Short problem: Retype the listing without any changes, from its first line through the line containing "cancel-button[interactable]: Cancel [304,262,346,279]", including both of those lines.

Layout records:
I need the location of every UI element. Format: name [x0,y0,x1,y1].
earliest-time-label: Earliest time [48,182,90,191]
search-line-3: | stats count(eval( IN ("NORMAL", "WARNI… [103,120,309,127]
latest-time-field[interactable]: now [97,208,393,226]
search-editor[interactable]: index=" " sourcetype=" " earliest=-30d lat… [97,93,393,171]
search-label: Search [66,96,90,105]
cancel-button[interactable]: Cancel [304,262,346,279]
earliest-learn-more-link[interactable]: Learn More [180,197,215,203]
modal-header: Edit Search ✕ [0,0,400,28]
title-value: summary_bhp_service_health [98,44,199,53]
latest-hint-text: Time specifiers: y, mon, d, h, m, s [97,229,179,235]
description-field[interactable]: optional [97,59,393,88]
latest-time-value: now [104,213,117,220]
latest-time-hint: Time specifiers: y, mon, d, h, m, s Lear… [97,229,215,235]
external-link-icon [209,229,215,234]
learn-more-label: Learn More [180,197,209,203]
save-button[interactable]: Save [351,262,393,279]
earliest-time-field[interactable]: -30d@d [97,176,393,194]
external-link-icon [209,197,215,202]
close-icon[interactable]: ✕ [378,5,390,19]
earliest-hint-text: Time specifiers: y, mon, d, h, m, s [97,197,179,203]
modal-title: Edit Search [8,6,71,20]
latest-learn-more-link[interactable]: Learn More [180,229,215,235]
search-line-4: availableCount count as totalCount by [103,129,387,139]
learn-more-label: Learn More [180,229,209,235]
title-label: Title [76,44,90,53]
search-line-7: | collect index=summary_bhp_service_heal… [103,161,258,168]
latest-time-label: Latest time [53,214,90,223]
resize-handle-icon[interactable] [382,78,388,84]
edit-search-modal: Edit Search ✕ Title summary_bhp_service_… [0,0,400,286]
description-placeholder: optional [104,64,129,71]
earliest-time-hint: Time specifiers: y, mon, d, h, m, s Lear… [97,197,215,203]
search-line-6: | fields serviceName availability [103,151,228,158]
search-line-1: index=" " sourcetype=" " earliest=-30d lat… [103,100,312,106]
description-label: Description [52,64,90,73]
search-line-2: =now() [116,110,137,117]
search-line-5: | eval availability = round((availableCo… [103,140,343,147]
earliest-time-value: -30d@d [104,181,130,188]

Result of this exercise:
I need the location of every UI element. Format: name [x0,y0,x1,y1].
earliest-time-label: Earliest time [48,182,90,191]
search-line-3: | stats count(eval( IN ("NORMAL", "WARNI… [103,120,309,127]
latest-time-field[interactable]: now [97,208,393,226]
search-editor[interactable]: index=" " sourcetype=" " earliest=-30d lat… [97,93,393,171]
search-label: Search [66,96,90,105]
cancel-button[interactable]: Cancel [304,262,346,279]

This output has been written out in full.